Given request:
Identify the lines that contain the string "JSON", then copy each of them.

Start of Task inputs

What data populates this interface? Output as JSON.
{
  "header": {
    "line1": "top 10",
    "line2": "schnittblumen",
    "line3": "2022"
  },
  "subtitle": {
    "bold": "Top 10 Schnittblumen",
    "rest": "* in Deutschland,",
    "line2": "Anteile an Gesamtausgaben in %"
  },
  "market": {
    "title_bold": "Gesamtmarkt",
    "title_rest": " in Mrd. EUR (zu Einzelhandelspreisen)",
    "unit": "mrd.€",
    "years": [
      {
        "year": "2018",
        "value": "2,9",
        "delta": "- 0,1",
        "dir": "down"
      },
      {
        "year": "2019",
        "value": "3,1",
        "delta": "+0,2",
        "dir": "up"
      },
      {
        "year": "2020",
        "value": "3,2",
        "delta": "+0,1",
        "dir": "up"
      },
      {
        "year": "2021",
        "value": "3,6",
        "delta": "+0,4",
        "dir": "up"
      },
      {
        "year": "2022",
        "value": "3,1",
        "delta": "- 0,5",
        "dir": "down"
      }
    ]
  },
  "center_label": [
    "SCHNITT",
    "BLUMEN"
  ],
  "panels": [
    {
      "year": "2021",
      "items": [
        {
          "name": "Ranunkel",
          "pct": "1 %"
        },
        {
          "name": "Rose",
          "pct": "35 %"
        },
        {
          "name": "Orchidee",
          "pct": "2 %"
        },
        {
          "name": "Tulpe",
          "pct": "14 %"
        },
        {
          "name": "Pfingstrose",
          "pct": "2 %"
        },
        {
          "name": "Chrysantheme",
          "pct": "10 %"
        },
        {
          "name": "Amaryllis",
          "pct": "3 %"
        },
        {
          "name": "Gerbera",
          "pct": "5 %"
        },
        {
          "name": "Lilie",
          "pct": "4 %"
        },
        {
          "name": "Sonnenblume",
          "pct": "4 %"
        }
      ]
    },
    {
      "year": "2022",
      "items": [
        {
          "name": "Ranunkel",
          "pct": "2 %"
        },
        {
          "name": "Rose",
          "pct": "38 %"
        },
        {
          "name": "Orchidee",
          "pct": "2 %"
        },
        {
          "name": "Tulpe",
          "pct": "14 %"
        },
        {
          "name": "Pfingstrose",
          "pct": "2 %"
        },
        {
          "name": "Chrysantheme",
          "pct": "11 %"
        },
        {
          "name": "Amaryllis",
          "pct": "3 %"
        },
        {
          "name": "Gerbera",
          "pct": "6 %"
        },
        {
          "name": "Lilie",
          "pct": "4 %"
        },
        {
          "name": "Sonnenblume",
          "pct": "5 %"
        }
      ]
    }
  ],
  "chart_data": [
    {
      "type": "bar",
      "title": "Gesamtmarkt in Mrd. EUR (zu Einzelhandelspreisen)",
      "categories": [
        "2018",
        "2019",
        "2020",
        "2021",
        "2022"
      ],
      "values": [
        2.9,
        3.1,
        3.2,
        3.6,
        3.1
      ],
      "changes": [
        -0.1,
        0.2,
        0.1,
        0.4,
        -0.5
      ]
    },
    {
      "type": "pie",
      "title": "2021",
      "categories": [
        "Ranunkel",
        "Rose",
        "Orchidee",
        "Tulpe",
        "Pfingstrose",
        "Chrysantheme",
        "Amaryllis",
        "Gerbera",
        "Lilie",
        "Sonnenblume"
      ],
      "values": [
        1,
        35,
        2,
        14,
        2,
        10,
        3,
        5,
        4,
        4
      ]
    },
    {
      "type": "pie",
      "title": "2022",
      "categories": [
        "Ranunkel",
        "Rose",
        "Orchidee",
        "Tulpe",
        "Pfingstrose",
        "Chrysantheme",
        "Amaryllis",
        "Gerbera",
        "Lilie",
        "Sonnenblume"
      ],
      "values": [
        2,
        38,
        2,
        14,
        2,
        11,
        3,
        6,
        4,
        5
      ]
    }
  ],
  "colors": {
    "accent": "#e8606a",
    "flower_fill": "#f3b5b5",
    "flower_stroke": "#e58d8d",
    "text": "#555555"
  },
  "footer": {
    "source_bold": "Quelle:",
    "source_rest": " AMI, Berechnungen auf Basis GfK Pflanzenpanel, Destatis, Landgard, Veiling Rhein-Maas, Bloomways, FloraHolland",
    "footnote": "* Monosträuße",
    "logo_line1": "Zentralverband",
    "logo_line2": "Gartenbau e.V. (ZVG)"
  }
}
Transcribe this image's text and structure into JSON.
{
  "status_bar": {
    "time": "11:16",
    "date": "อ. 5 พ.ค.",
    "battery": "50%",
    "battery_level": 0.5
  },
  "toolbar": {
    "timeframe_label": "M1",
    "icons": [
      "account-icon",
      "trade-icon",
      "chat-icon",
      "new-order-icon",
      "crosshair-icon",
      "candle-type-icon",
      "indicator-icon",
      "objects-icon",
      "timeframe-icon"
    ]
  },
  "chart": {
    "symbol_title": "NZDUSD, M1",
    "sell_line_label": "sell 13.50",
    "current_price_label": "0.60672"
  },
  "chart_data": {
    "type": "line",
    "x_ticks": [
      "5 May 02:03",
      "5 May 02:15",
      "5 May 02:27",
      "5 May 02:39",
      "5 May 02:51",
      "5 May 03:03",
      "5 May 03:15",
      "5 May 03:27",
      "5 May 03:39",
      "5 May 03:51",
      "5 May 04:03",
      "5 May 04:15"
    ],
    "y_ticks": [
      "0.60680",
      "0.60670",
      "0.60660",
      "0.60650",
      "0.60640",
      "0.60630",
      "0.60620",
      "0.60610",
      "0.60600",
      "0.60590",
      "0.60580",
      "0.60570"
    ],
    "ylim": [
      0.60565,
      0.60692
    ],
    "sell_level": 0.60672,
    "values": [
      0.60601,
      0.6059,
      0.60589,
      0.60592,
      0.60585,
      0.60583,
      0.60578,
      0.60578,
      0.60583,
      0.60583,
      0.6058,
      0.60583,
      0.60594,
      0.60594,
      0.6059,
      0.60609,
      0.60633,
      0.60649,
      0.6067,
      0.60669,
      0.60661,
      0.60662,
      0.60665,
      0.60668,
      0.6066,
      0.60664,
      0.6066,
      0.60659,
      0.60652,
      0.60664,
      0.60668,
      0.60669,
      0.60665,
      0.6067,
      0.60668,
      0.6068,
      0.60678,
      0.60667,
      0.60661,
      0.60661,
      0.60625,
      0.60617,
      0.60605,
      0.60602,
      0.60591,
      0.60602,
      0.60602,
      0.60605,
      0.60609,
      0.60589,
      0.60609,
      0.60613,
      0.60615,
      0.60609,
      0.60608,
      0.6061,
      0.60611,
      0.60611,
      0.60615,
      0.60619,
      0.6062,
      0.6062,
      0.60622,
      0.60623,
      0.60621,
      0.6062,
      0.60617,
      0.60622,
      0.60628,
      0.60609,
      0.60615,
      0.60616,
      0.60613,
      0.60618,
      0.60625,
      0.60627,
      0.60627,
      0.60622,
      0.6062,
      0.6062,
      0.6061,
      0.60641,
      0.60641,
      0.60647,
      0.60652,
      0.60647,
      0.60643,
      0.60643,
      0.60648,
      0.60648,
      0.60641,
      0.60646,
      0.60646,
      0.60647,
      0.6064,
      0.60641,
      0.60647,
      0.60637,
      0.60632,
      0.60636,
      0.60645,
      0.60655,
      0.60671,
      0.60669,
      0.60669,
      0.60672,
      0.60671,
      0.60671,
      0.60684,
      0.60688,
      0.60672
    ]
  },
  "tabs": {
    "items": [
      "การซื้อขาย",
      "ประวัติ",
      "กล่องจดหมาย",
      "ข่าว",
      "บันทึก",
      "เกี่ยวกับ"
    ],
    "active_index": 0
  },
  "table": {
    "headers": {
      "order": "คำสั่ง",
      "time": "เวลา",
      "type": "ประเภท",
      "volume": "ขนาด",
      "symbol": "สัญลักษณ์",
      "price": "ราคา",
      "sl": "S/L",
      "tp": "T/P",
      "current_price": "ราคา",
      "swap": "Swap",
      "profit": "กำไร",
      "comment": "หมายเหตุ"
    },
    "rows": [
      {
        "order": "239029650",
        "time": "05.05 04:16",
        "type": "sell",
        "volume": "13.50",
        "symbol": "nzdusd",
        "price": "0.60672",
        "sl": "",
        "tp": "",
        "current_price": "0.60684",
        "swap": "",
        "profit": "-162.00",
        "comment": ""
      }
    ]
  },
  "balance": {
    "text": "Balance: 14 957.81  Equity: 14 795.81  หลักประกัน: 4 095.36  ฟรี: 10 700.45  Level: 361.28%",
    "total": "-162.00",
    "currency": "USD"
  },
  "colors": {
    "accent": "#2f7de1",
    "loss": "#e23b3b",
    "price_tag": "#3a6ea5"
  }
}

End of Task inputs

Solved exercise:
What data populates this interface? Output as JSON.
Transcribe this image's text and structure into JSON.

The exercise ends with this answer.